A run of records
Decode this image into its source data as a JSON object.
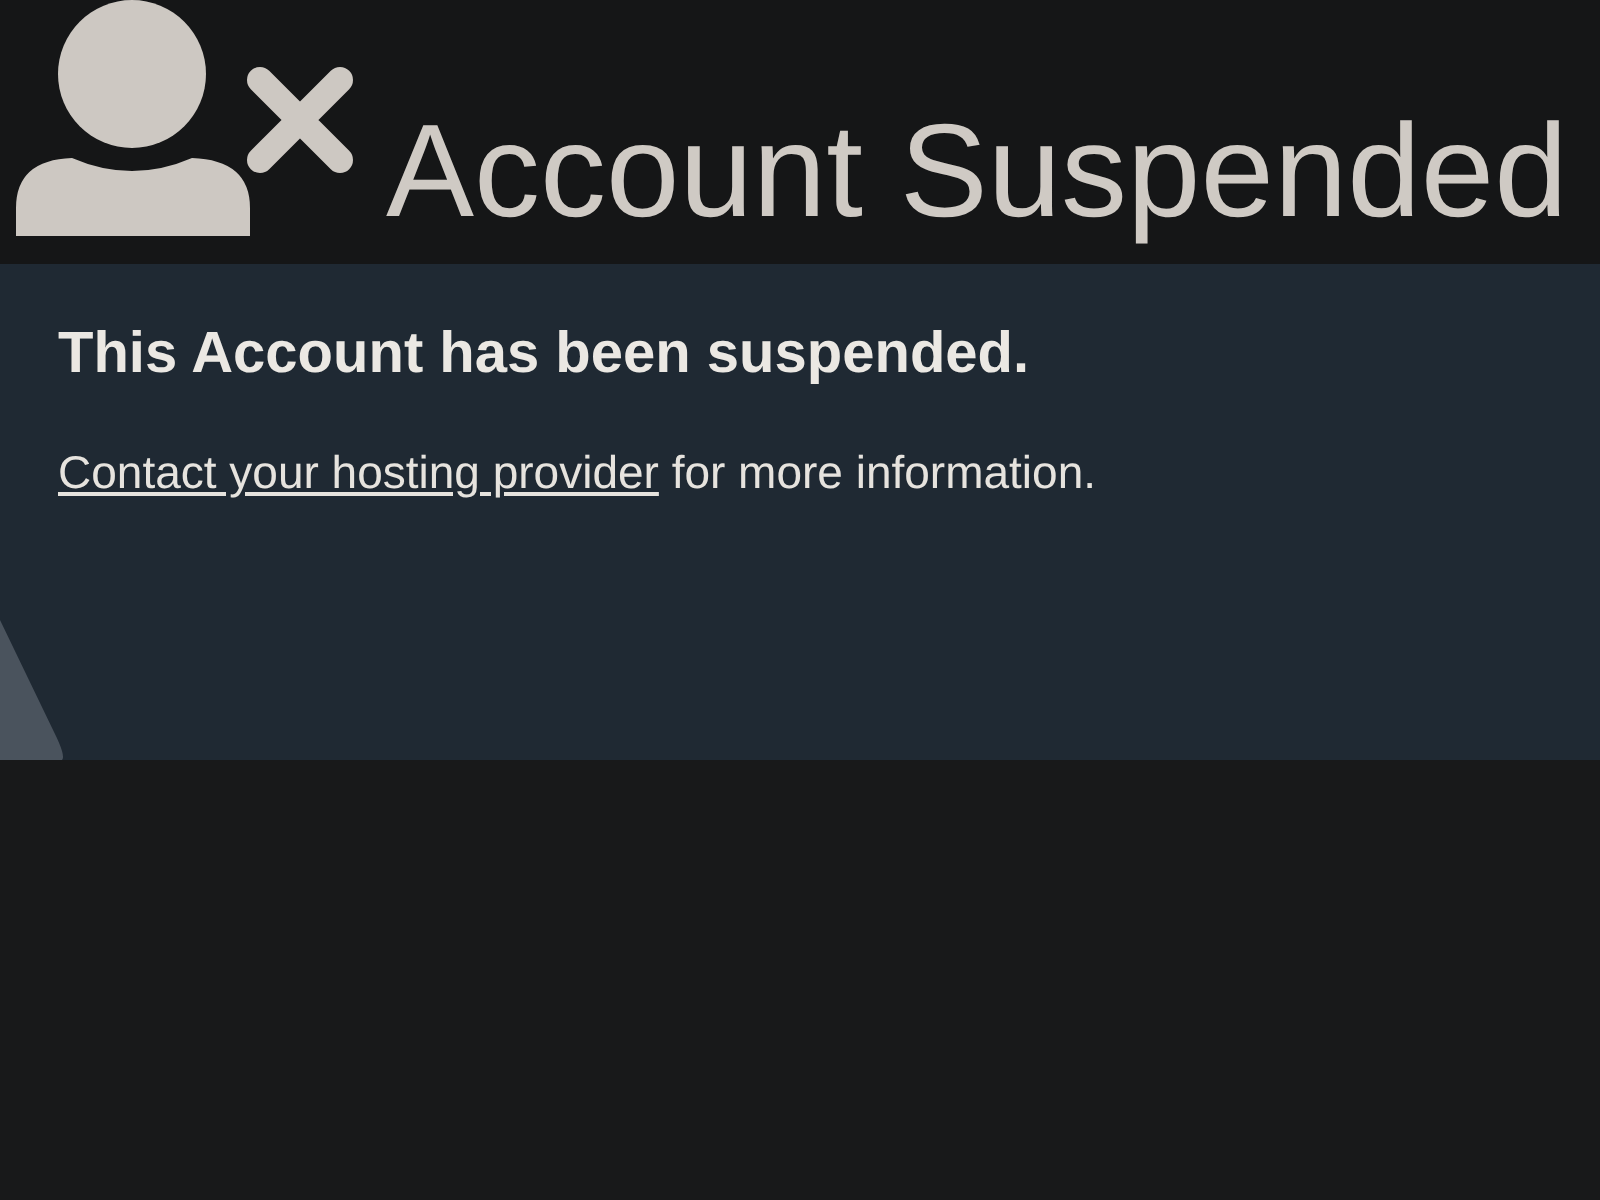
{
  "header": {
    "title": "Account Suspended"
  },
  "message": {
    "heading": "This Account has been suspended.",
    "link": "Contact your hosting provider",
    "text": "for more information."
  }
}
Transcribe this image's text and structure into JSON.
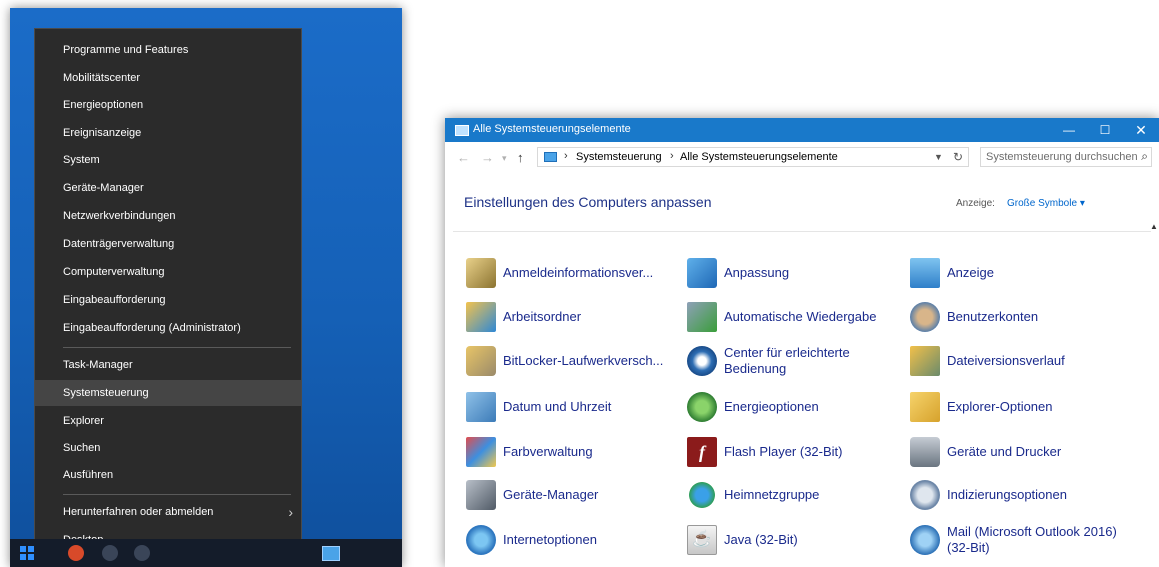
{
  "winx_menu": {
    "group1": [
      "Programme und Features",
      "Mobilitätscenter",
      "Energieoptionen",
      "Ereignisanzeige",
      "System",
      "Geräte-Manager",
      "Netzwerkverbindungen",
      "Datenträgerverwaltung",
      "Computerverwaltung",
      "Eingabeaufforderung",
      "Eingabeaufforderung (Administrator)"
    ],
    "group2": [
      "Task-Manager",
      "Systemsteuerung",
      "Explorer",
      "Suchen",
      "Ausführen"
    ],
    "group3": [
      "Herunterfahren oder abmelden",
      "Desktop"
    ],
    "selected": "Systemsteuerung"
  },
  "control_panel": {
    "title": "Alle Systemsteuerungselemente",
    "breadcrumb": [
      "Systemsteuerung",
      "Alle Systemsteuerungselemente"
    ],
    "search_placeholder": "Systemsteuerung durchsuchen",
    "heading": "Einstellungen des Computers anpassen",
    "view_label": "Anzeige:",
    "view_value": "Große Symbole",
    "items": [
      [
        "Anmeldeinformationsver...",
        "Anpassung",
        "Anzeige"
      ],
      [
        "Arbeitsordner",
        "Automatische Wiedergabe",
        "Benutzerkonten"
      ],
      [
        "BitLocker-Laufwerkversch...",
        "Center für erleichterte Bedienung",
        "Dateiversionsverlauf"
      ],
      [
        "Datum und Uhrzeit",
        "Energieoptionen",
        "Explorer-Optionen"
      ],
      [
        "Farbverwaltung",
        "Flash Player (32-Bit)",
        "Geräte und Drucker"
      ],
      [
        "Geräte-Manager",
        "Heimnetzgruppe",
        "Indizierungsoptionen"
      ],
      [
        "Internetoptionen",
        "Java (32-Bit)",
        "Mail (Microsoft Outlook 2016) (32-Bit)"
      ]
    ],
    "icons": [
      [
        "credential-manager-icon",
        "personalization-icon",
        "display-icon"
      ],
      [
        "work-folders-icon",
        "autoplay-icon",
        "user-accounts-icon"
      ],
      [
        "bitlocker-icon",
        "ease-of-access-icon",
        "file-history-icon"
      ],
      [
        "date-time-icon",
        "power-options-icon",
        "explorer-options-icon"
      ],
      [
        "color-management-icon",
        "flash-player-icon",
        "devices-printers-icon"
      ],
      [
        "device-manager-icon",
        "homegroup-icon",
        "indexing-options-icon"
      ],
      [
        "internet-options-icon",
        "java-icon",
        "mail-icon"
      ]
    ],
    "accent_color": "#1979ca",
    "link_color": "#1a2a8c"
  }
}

...

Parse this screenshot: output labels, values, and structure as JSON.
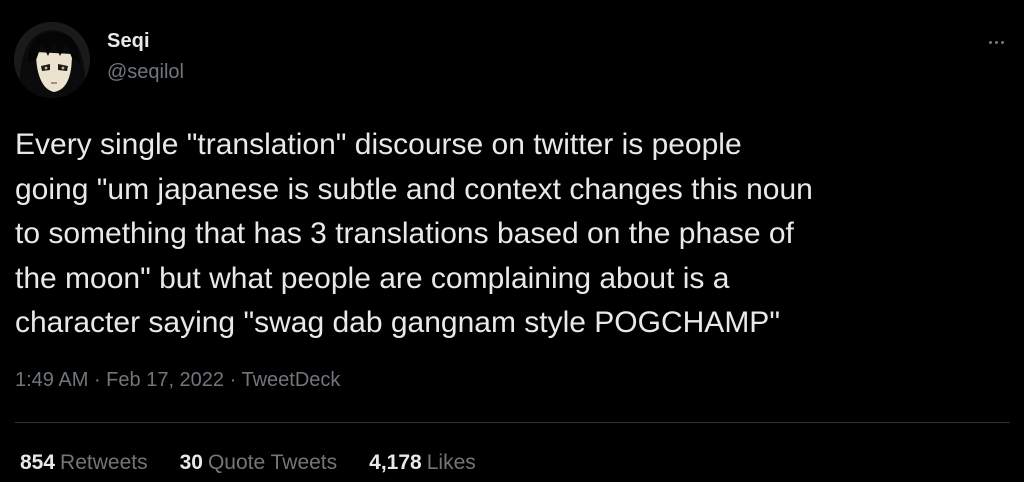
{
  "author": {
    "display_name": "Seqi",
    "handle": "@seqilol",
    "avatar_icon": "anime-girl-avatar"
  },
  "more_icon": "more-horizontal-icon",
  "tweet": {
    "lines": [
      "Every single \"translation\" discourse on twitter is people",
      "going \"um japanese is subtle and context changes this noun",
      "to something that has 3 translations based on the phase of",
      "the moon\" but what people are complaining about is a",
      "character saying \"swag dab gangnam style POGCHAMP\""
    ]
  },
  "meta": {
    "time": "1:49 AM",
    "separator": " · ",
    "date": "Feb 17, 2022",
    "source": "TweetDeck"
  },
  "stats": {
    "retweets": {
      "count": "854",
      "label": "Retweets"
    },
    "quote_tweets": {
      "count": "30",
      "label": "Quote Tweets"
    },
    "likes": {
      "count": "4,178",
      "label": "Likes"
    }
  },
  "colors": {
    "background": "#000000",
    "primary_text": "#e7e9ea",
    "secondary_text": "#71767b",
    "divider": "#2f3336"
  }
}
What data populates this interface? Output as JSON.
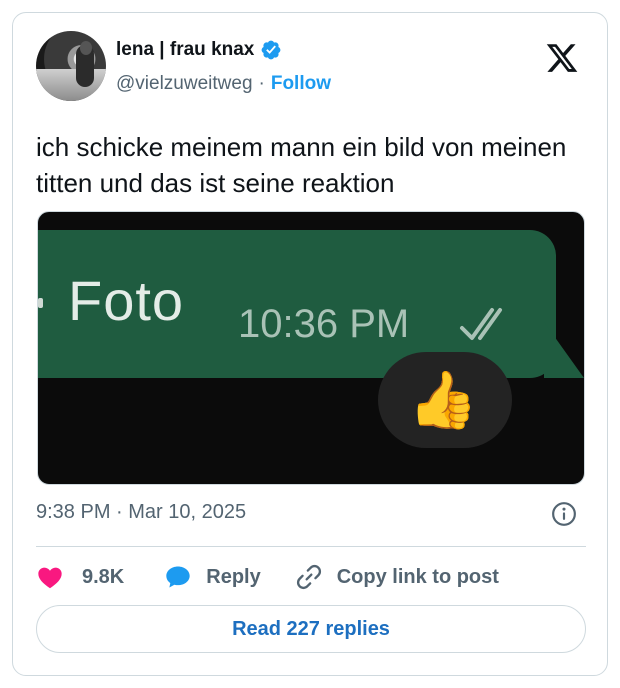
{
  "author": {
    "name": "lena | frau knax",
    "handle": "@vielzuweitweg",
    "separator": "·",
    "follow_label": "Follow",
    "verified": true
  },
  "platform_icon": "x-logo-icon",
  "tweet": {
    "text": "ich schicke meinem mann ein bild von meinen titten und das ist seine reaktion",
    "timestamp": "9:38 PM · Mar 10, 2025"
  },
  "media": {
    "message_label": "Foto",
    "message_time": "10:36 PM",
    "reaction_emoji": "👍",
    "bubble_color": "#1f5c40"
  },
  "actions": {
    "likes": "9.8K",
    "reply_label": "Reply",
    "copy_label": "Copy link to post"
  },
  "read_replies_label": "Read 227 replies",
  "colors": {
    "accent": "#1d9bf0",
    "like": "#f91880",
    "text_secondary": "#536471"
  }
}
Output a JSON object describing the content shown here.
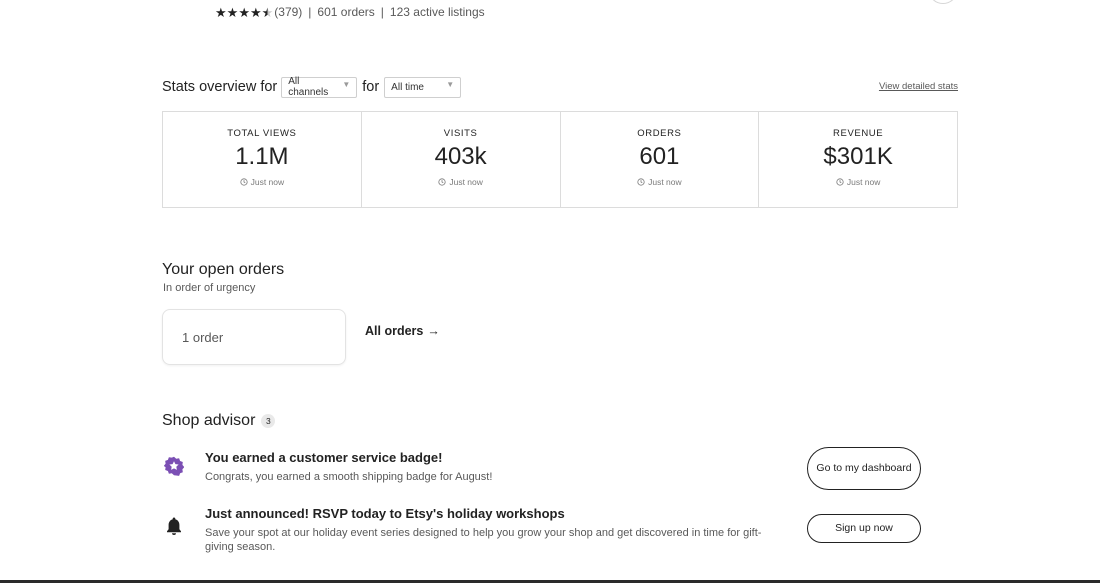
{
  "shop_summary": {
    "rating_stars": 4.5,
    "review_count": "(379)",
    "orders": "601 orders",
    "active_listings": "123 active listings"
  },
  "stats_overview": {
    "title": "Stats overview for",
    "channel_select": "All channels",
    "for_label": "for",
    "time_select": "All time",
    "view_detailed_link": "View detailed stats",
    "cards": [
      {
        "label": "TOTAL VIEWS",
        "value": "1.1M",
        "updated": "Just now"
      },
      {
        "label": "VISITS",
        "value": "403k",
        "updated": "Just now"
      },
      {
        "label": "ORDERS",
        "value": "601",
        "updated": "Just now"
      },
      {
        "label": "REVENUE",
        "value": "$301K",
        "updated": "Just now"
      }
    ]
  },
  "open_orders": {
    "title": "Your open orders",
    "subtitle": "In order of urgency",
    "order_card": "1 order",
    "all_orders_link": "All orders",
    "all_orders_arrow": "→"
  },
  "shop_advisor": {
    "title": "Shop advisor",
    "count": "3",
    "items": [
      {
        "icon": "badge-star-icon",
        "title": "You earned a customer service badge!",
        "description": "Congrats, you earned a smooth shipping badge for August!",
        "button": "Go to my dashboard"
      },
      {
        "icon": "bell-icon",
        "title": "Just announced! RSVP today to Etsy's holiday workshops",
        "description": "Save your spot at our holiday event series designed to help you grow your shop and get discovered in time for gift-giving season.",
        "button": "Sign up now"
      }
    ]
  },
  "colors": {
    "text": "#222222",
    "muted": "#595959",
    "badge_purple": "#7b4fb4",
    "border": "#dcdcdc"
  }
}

...

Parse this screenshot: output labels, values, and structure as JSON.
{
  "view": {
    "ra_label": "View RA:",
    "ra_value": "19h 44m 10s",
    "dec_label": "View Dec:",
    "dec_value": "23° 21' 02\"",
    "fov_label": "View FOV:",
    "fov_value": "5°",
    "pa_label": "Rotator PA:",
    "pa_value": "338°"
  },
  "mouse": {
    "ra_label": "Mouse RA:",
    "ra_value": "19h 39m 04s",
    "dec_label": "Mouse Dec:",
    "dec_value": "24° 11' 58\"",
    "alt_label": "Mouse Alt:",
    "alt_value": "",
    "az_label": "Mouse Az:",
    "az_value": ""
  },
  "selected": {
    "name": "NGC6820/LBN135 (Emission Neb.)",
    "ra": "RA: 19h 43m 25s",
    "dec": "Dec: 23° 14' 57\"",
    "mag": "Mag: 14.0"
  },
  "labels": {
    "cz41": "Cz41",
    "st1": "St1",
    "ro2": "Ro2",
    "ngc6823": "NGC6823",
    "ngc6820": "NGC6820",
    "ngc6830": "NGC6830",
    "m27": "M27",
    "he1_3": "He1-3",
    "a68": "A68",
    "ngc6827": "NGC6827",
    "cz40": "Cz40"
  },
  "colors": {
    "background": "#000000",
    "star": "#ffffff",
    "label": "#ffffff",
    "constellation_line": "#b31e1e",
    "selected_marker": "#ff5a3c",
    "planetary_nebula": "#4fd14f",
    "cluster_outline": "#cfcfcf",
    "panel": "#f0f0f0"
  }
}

**Exercise prompt**
Where a line in the entries holds the word "Systemsteuerungselemente", copy that line.

**Exercise answer**
    "title": "Alle Systemsteuerungselemente",
      "Alle Systemsteuerungselemente"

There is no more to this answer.